EXERCISE TASK: Leave out the pictures and restate the rest of the data exactly.

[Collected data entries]
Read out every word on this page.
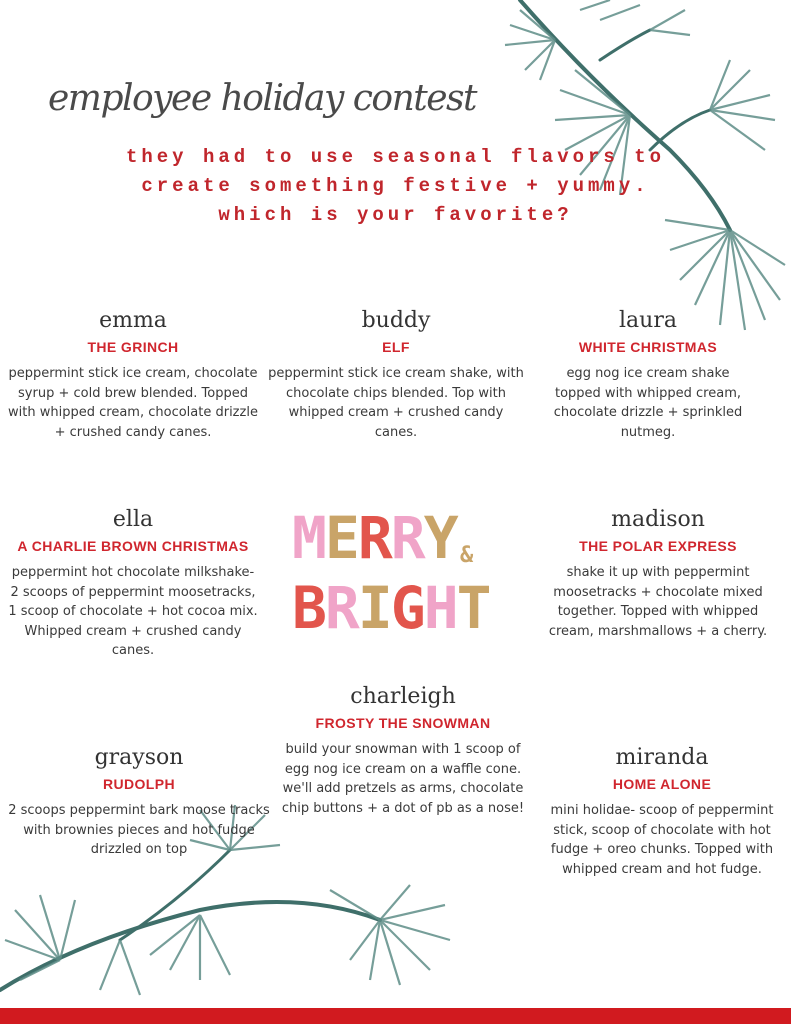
employee holiday contest
they had to use seasonal flavors to
create something festive + yummy.
which is your favorite?
emma
THE GRINCH
peppermint stick ice cream, chocolate syrup + cold brew blended. Topped with whipped cream, chocolate drizzle + crushed candy canes.
buddy
ELF
peppermint stick ice cream shake, with chocolate chips blended. Top with whipped cream + crushed candy canes.
laura
WHITE CHRISTMAS
egg nog ice cream shake topped with whipped cream, chocolate drizzle + sprinkled nutmeg.
ella
A CHARLIE BROWN CHRISTMAS
peppermint hot chocolate milkshake- 2 scoops of peppermint moosetracks, 1 scoop of chocolate + hot cocoa mix. Whipped cream + crushed candy canes.
madison
THE POLAR EXPRESS
shake it up with peppermint moosetracks + chocolate mixed together. Topped with whipped cream, marshmallows + a cherry.
charleigh
FROSTY THE SNOWMAN
build your snowman with 1 scoop of egg nog ice cream on a waffle cone. we'll add pretzels as arms, chocolate chip buttons + a dot of pb as a nose!
grayson
RUDOLPH
2 scoops peppermint bark moose tracks with brownies pieces and hot fudge drizzled on top
miranda
HOME ALONE
mini holidae- scoop of peppermint stick, scoop of chocolate with hot fudge + oreo chunks. Topped with whipped cream and hot fudge.
MERRY &
BRIGHT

THE RESULT:
Read out every word on this page.
employee holiday contest
they had to use seasonal flavors to
create something festive + yummy.
which is your favorite?
emma
THE GRINCH
peppermint stick ice cream, chocolate syrup + cold brew blended. Topped with whipped cream, chocolate drizzle + crushed candy canes.
buddy
ELF
peppermint stick ice cream shake, with chocolate chips blended. Top with whipped cream + crushed candy canes.
laura
WHITE CHRISTMAS
egg nog ice cream shake topped with whipped cream, chocolate drizzle + sprinkled nutmeg.
ella
A CHARLIE BROWN CHRISTMAS
peppermint hot chocolate milkshake- 2 scoops of peppermint moosetracks, 1 scoop of chocolate + hot cocoa mix. Whipped cream + crushed candy canes.
madison
THE POLAR EXPRESS
shake it up with peppermint moosetracks + chocolate mixed together. Topped with whipped cream, marshmallows + a cherry.
charleigh
FROSTY THE SNOWMAN
build your snowman with 1 scoop of egg nog ice cream on a waffle cone. we'll add pretzels as arms, chocolate chip buttons + a dot of pb as a nose!
grayson
RUDOLPH
2 scoops peppermint bark moose tracks with brownies pieces and hot fudge drizzled on top
miranda
HOME ALONE
mini holidae- scoop of peppermint stick, scoop of chocolate with hot fudge + oreo chunks. Topped with whipped cream and hot fudge.
MERRY &
BRIGHT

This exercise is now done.